— Material supplied —
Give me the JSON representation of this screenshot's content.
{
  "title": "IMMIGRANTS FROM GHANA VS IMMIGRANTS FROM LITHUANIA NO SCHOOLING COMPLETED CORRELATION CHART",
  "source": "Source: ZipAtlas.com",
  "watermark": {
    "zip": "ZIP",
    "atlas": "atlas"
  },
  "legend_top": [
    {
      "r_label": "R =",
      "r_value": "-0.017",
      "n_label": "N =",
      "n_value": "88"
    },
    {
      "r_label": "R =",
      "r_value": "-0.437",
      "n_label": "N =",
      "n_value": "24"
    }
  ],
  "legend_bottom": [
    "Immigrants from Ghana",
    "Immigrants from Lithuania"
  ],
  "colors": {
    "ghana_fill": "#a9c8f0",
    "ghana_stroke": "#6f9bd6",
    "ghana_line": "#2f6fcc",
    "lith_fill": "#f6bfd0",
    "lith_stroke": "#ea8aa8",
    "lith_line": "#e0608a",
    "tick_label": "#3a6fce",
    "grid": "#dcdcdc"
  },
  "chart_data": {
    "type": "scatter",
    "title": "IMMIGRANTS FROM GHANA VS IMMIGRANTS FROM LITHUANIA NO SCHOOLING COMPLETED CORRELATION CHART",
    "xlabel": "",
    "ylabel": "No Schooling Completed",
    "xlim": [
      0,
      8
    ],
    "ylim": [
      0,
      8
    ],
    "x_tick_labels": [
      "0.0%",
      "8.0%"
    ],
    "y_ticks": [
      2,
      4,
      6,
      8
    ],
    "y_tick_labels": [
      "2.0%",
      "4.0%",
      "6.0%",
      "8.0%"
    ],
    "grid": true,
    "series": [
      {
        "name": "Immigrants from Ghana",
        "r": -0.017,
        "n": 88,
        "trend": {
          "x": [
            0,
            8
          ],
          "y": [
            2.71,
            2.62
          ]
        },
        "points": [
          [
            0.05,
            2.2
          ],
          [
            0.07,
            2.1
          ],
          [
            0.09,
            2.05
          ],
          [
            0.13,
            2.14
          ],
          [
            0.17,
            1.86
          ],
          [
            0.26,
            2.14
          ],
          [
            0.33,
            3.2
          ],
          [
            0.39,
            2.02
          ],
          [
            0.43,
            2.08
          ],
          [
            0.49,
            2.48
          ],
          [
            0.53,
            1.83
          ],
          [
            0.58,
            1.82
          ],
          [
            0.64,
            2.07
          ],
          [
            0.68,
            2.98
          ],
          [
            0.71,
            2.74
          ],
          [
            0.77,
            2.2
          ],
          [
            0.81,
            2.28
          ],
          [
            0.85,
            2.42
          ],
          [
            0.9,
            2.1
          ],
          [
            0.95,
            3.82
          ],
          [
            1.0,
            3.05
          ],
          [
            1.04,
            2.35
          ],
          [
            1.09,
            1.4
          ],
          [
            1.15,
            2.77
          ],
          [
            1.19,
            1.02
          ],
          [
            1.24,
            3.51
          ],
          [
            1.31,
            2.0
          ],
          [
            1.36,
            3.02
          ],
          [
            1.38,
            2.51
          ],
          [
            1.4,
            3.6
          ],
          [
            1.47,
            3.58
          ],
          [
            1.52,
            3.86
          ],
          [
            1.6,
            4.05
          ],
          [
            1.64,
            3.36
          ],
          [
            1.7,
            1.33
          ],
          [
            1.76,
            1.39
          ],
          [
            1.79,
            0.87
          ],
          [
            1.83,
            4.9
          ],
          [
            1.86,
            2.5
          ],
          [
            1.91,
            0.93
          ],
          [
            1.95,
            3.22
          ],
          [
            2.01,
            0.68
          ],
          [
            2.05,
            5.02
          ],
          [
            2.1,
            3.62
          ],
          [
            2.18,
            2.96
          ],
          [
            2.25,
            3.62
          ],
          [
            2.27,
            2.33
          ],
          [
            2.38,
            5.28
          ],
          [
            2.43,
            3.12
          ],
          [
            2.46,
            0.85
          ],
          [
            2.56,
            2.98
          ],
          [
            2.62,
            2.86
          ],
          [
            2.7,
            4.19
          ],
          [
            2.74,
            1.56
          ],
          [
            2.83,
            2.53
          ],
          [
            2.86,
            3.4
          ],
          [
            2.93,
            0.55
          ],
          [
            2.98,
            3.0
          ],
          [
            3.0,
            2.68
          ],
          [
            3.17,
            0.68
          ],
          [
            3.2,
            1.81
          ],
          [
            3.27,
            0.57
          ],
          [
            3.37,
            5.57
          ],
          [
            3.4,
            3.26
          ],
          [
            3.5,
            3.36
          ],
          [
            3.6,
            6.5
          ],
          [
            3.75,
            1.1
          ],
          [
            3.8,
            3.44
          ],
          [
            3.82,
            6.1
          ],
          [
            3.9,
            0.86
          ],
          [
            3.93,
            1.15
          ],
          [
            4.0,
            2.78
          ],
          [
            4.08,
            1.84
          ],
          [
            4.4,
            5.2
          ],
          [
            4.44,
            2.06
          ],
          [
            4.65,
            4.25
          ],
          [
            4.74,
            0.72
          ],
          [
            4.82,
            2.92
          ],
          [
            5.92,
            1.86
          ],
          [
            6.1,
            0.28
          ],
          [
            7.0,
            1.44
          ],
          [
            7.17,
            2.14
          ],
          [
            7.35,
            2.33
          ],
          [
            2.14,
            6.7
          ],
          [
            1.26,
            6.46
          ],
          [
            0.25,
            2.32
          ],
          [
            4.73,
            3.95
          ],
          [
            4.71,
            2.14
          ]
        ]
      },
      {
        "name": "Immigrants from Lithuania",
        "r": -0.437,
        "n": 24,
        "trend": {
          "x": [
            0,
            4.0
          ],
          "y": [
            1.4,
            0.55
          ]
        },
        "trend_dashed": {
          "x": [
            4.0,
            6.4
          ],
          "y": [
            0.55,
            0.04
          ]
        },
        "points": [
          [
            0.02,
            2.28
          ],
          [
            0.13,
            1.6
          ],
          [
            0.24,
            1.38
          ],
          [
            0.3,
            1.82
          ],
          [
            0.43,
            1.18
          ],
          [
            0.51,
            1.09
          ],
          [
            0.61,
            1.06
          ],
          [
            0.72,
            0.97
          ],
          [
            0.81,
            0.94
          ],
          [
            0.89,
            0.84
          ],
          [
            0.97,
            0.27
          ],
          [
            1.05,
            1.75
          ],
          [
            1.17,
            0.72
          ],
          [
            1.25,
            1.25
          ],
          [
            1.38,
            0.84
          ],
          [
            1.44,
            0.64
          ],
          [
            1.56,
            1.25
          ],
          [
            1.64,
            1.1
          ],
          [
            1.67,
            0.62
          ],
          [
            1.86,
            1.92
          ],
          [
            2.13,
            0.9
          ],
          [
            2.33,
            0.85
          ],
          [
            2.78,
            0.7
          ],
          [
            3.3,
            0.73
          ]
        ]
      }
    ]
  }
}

— Your task —
The word "title" may appear on some lines. Report how many lines hold it, giving the number alone.

— Full response —
2